» **TASK DETAILS**
Go through the records and extract every line with the word "mogły".

— BEGIN —

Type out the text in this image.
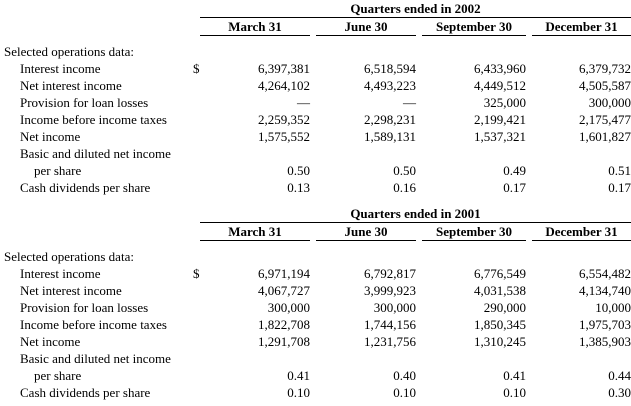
Quarters ended in 2002
March 31	June 30	September 30	December 31
Selected operations data:
Interest income	$	6,397,381	6,518,594	6,433,960	6,379,732
Net interest income	4,264,102	4,493,223	4,449,512	4,505,587
Provision for loan losses	—	—	325,000	300,000
Income before income taxes	2,259,352	2,298,231	2,199,421	2,175,477
Net income	1,575,552	1,589,131	1,537,321	1,601,827
Basic and diluted net income
per share	0.50	0.50	0.49	0.51
Cash dividends per share	0.13	0.16	0.17	0.17
Quarters ended in 2001
March 31	June 30	September 30	December 31
Selected operations data:
Interest income	$	6,971,194	6,792,817	6,776,549	6,554,482
Net interest income	4,067,727	3,999,923	4,031,538	4,134,740
Provision for loan losses	300,000	300,000	290,000	10,000
Income before income taxes	1,822,708	1,744,156	1,850,345	1,975,703
Net income	1,291,708	1,231,756	1,310,245	1,385,903
Basic and diluted net income
per share	0.41	0.40	0.41	0.44
Cash dividends per share	0.10	0.10	0.10	0.30
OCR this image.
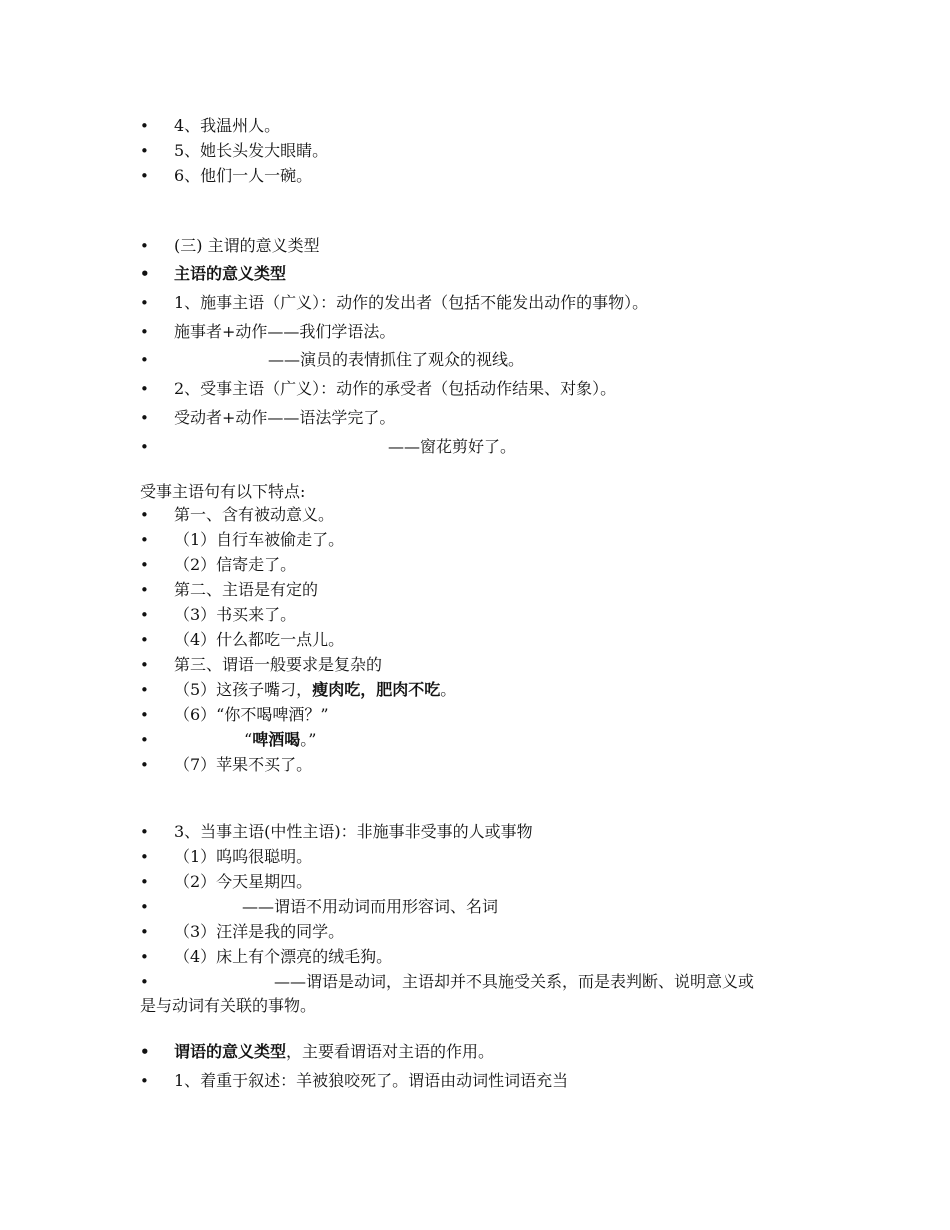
• 4、我温州人。
• 5、她长头发大眼睛。
• 6、他们一人一碗。
• (三) 主谓的意义类型
• 主语的意义类型
• 1、施事主语（广义）：动作的发出者（包括不能发出动作的事物）。
• 施事者+动作——我们学语法。
•	——演员的表情抓住了观众的视线。
• 2、受事主语（广义）：动作的承受者（包括动作结果、对象）。
• 受动者+动作——语法学完了。
•	——窗花剪好了。
受事主语句有以下特点:
• 第一、含有被动意义。
• （1）自行车被偷走了。
• （2）信寄走了。
• 第二、主语是有定的
• （3）书买来了。
• （4）什么都吃一点儿。
• 第三、谓语一般要求是复杂的
• （5）这孩子嘴刁，瘦肉吃，肥肉不吃。
• （6）“你不喝啤酒？”
•	“啤酒喝。”
• （7）苹果不买了。
• 3、当事主语(中性主语)：非施事非受事的人或事物
• （1）呜呜很聪明。
• （2）今天星期四。
•	——谓语不用动词而用形容词、名词
• （3）汪洋是我的同学。
• （4）床上有个漂亮的绒毛狗。
•	——谓语是动词，主语却并不具施受关系，而是表判断、说明意义或
是与动词有关联的事物。
• 谓语的意义类型，主要看谓语对主语的作用。
• 1、着重于叙述：羊被狼咬死了。谓语由动词性词语充当
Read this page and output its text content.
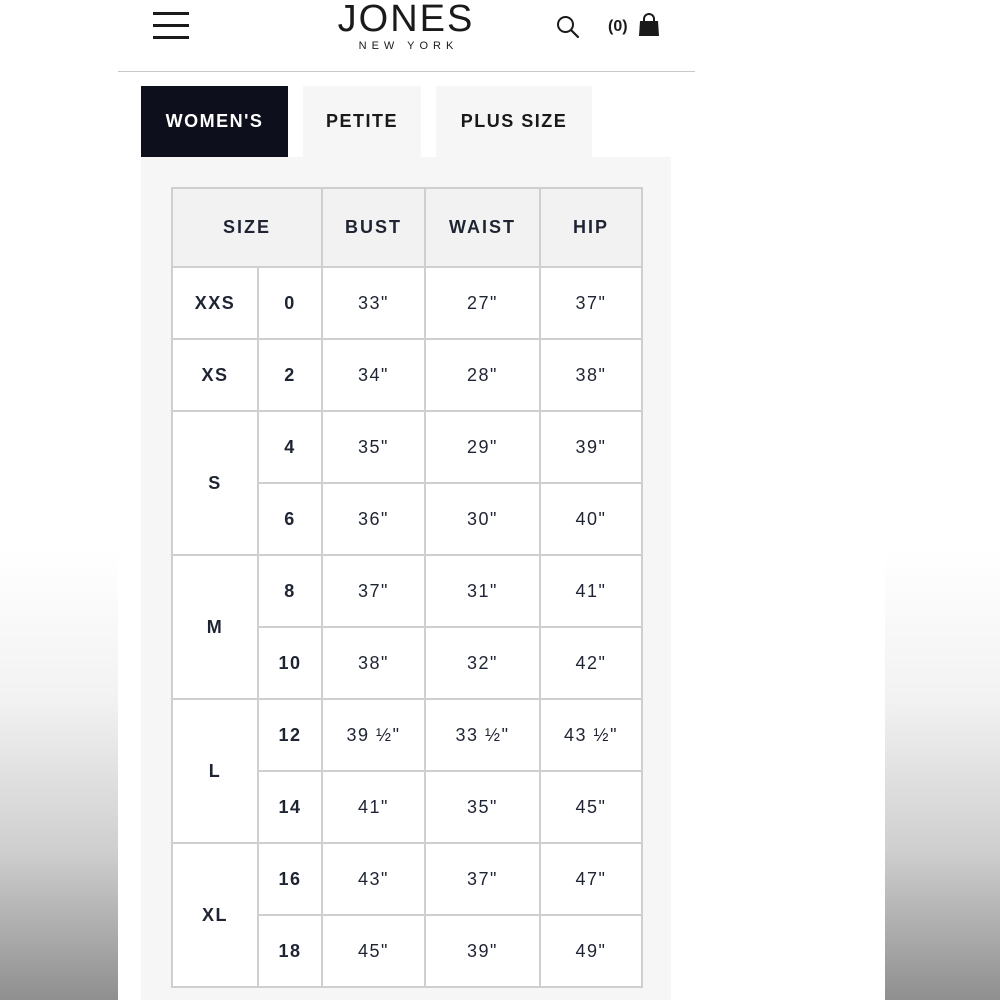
JONES
NEW YORK
(0)
WOMEN'S	PETITE	PLUS SIZE
SIZE		BUST	WAIST	HIP
XXS	0	33"	27"	37"
XS	2	34"	28"	38"
S	4	35"	29"	39"
	6	36"	30"	40"
M	8	37"	31"	41"
	10	38"	32"	42"
L	12	39 ½"	33 ½"	43 ½"
	14	41"	35"	45"
XL	16	43"	37"	47"
	18	45"	39"	49"
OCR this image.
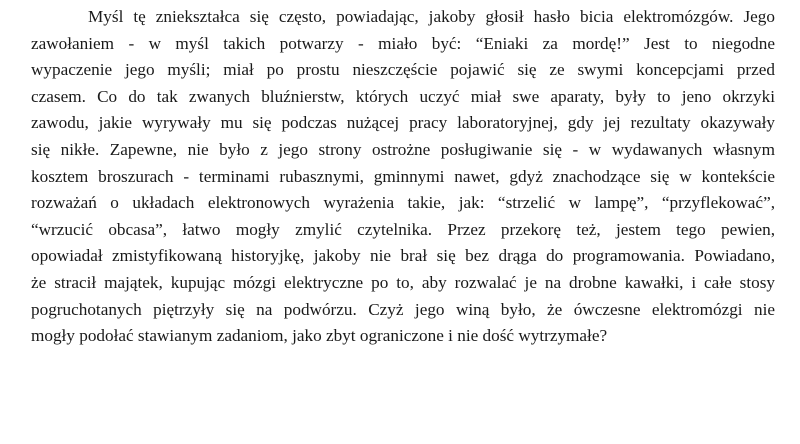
Myśl tę zniekształca się często, powiadając, jakoby głosił hasło bicia elektromózgów. Jego
zawołaniem - w myśl takich potwarzy - miało być: “Eniaki za mordę!” Jest to niegodne
wypaczenie jego myśli; miał po prostu nieszczęście pojawić się ze swymi koncepcjami przed
czasem. Co do tak zwanych bluźnierstw, których uczyć miał swe aparaty, były to jeno okrzyki
zawodu, jakie wyrywały mu się podczas nużącej pracy laboratoryjnej, gdy jej rezultaty okazywały
się nikłe. Zapewne, nie było z jego strony ostrożne posługiwanie się - w wydawanych własnym
kosztem broszurach - terminami rubasznymi, gminnymi nawet, gdyż znachodzące się w kontekście
rozważań o układach elektronowych wyrażenia takie, jak: “strzelić w lampę”, “przyflekować”,
“wrzucić obcasa”, łatwo mogły zmylić czytelnika. Przez przekorę też, jestem tego pewien,
opowiadał zmistyfikowaną historyjkę, jakoby nie brał się bez drąga do programowania. Powiadano,
że stracił majątek, kupując mózgi elektryczne po to, aby rozwalać je na drobne kawałki, i całe stosy
pogruchotanych piętrzyły się na podwórzu. Czyż jego winą było, że ówczesne elektromózgi nie
mogły podołać stawianym zadaniom, jako zbyt ograniczone i nie dość wytrzymałe?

— END —

» **FINAL ANSWER**
“wrzucić obcasa”, łatwo mogły zmylić czytelnika. Przez przekorę też, jestem tego pewien,
mogły podołać stawianym zadaniom, jako zbyt ograniczone i nie dość wytrzymałe?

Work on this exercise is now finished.